## [SET PROBLEM]
In the listing below, find every line with the string "from" and pull it out.

◆ ◆ ◆ ◆ ◆ ◆ ◆

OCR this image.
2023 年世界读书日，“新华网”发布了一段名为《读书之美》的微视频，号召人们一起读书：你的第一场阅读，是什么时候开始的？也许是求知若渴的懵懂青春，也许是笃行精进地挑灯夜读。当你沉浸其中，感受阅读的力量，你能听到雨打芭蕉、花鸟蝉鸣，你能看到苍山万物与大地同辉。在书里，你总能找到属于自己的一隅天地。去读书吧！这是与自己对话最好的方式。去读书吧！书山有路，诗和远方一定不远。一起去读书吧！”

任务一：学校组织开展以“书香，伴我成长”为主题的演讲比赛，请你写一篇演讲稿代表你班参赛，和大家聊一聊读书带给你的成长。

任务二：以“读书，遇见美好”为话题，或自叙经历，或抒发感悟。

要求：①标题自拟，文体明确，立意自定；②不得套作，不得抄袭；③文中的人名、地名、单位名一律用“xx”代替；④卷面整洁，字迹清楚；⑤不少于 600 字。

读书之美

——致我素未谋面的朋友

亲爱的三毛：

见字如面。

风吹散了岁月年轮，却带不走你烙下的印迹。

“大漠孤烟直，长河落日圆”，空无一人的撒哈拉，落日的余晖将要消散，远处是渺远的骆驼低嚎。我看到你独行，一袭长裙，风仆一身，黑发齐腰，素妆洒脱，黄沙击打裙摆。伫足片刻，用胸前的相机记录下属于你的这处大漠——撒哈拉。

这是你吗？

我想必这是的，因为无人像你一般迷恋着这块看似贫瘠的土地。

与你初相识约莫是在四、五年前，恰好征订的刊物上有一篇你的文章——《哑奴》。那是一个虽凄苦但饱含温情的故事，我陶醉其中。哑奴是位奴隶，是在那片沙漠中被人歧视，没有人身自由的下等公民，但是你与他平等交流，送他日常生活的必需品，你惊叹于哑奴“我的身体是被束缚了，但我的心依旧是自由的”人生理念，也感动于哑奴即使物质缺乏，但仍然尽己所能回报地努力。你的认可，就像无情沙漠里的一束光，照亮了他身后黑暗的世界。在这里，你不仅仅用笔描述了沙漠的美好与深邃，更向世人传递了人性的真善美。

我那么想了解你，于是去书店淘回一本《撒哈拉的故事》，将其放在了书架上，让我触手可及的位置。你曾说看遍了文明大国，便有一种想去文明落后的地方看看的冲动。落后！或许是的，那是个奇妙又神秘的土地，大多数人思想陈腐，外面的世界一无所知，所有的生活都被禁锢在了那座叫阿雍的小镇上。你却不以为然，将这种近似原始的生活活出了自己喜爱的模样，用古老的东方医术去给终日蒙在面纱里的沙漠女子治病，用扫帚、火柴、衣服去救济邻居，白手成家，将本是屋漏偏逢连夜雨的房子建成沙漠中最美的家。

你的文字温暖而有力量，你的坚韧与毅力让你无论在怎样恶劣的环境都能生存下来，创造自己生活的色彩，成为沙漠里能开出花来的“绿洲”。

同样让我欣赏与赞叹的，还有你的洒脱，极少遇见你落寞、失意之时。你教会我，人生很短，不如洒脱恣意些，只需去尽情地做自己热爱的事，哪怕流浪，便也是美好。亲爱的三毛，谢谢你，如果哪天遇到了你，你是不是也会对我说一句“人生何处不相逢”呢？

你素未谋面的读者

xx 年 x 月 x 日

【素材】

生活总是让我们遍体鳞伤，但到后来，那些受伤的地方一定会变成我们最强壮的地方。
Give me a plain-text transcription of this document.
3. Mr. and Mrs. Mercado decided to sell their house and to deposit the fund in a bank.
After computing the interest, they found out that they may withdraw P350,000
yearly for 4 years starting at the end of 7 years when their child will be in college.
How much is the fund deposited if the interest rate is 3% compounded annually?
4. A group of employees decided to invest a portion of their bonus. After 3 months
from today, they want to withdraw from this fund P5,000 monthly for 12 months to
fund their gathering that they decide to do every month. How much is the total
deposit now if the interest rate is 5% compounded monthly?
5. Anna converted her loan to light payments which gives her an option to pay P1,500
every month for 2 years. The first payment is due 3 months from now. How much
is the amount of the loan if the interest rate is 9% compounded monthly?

◆ ◆ ◆ ◆ ◆ ◆ ◆

## [SOLUTION TO THE EXERCISE]
from today, they want to withdraw from this fund P5,000 monthly for 12 months to
every month for 2 years. The first payment is due 3 months from now. How much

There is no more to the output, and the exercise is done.